Wikipedia English Dataset Search

Description: Provides a text based search for Wikipedia (English only)

PROJECT STATUS

• Project is currently on hold due to the current runtime performance of the search engine hitting the limits of my hardware (and thus the scope of the project).
  • The sparse vector stage (TF-IDF/BM25) is taking around an hour, even with multiprocessing and multithreading. I'm also reaching the limits of my hardware (server) with those techniques.
  • Ideally the whole system should take no more than 10 minutes per query but we are far from that at the moment.
  • Considering a larger rewrite in Rust to allow for speedup and/or use of a database (ie sqlite) over parquet files to get around fileIO latency.
• TODO
  • Copy over work implemented in TF-IDF class over to BM25.
  • Rust rewrite?
    • Use polars instead of pandas
  • Re-validate stage 1 (sparse vector) performance and accuracy.
  • Build out stage 2 (dense vector) and validate it's performance and accuracy.
  • Comprehensive setup.py script for python.

Before Proceeding

• This project was intended to be possible to replicate and run on a consumer level PC
  • Minimum Hardware Requirements:
    • 500GB hard drive (SSD preferred)
    • 8 GB RAM minimum (16+ GB preferred)

- Stated goal A -
Return the passage of the Wikipedia search project notes that begins at the words "Before Proceeding" and stops after "drive (SSD preferred)".
- Stated goal B -
According to the Wikipedia search project notes, how much RAM is the stated minimum?
The listing that comes next is separate material with no connection to the Wikipedia search project notes.

- Collected data -
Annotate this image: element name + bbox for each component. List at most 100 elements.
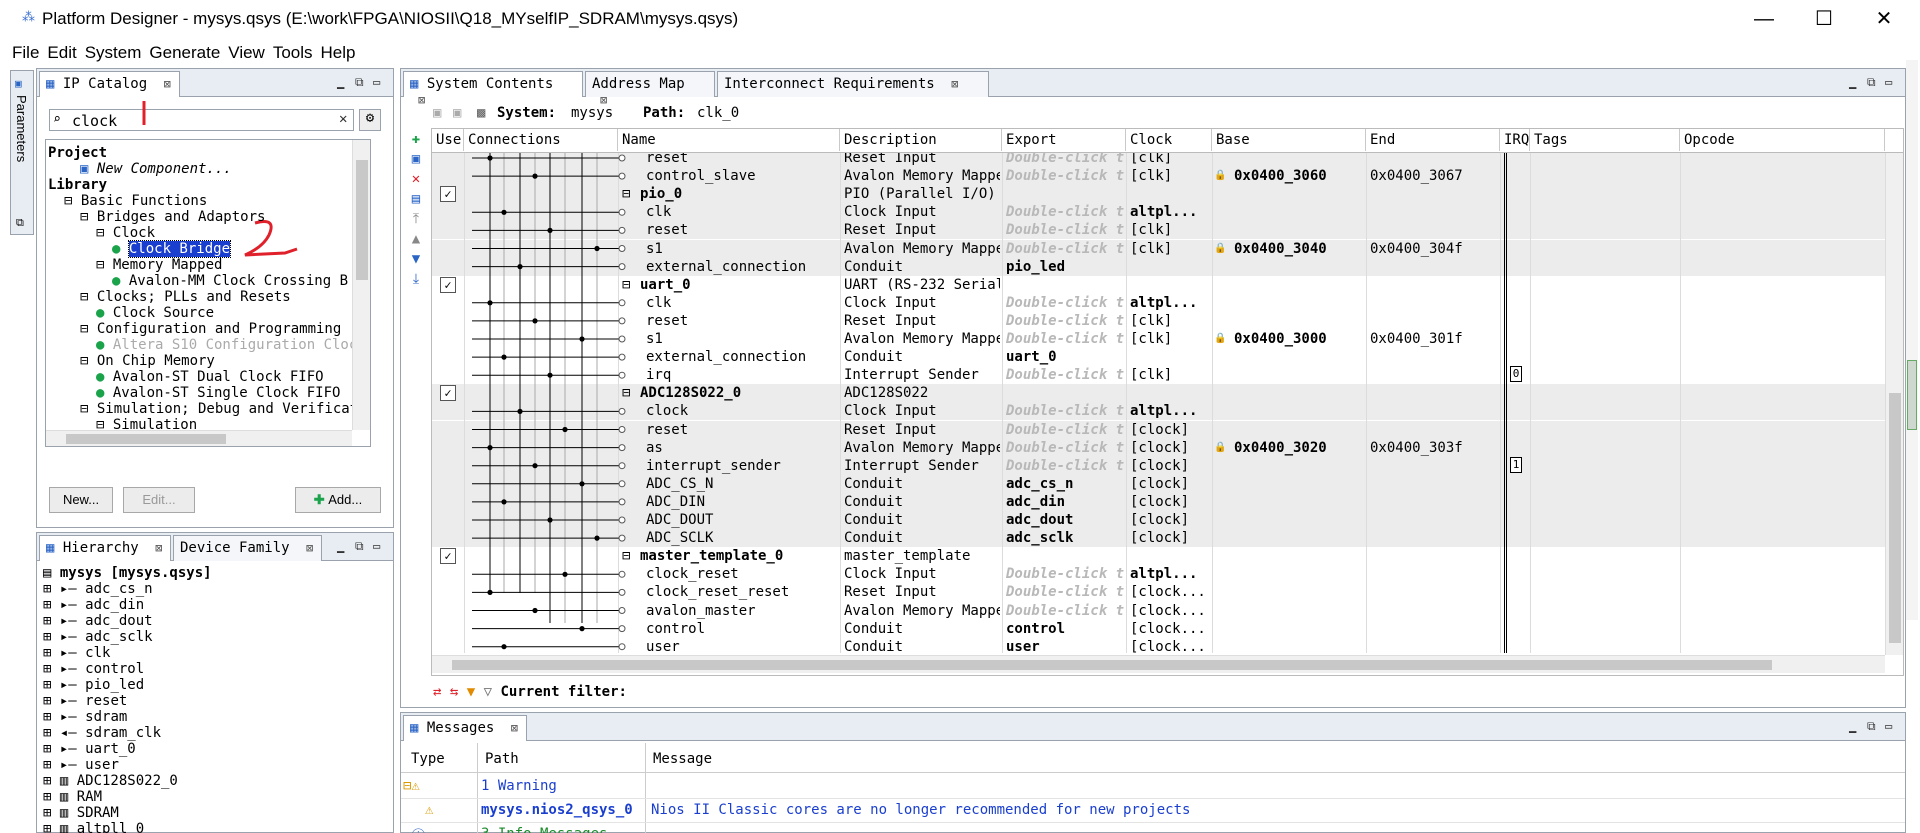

- Result A -
Before Proceeding

• This project was intended to be possible to replicate and run on a consumer level PC
  • Minimum Hardware Requirements:
    • 500GB hard drive (SSD preferred)

- Result B -
8 GB of RAM, with 16 GB or more preferred.